> **TASK OBJECTIVE**:
Check each line of the material below, and copy it if it holds the string "chevron".

> **SUPPLIED RECORDS**:
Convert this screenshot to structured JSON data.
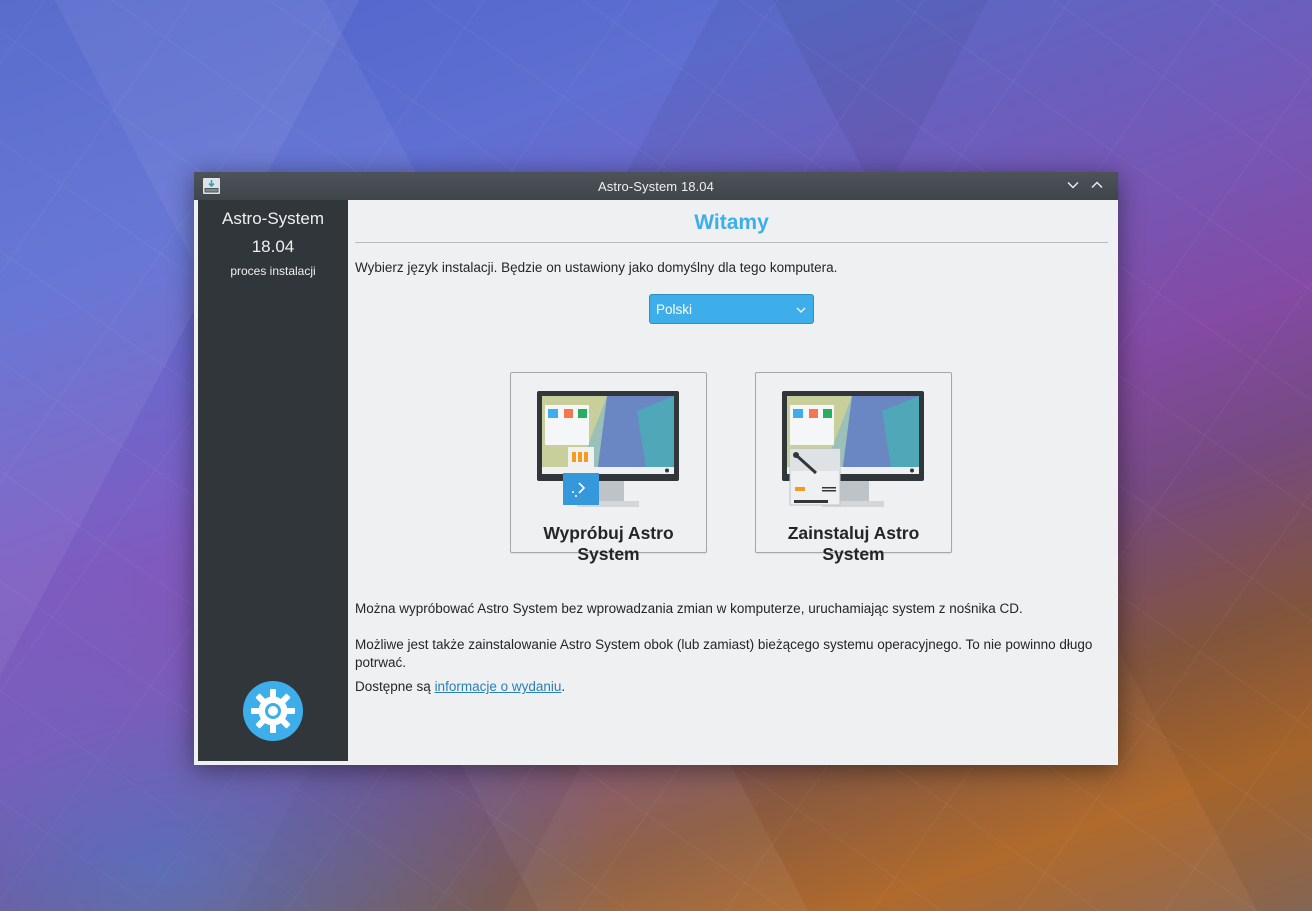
{
  "window": {
    "title": "Astro-System 18.04"
  },
  "sidebar": {
    "title": "Astro-System",
    "version": "18.04",
    "subtitle": "proces instalacji"
  },
  "main": {
    "heading": "Witamy",
    "prompt": "Wybierz język instalacji. Będzie on ustawiony jako domyślny dla tego komputera.",
    "language": {
      "selected": "Polski"
    },
    "choices": {
      "try_label": "Wypróbuj Astro System",
      "install_label": "Zainstaluj Astro System"
    },
    "paragraphs": {
      "try_info": "Można wypróbować Astro System bez wprowadzania zmian w komputerze, uruchamiając system z nośnika CD.",
      "install_info": "Możliwe jest także zainstalowanie Astro System obok (lub zamiast) bieżącego systemu operacyjnego. To nie powinno długo potrwać.",
      "release_prefix": "Dostępne są ",
      "release_link": "informacje o wydaniu",
      "release_suffix": "."
    }
  },
  "colors": {
    "accent": "#3daee9",
    "sidebar_bg": "#31363b",
    "window_bg": "#eff0f1",
    "link": "#2980b9"
  },
  "icons": {
    "app": "installer-download-icon",
    "minimize": "chevron-down-icon",
    "maximize": "chevron-up-icon",
    "dropdown": "chevron-down-icon",
    "logo": "kubuntu-gear-logo-icon"
  }
}
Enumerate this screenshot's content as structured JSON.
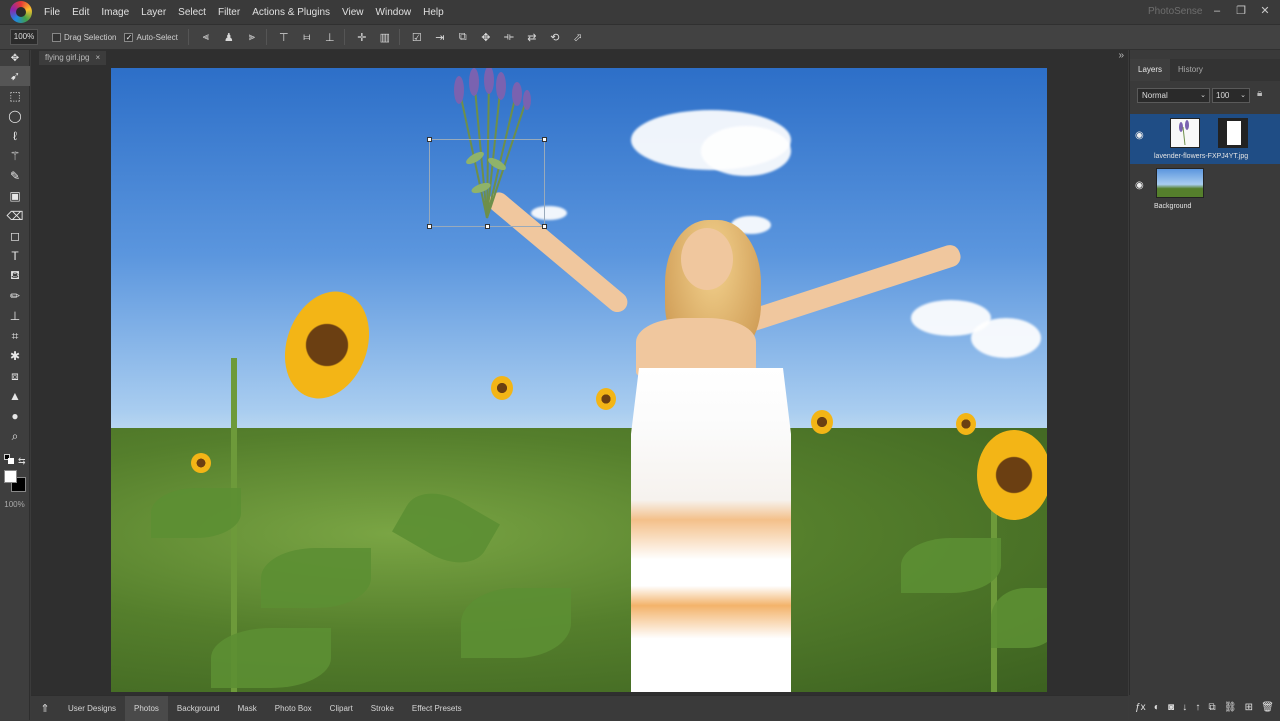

> **SOLUTION FOR THIS EXERCISE**:
    "minimize": "chevron-down-icon",
    "maximize": "chevron-up-icon",
    "dropdown": "chevron-down-icon",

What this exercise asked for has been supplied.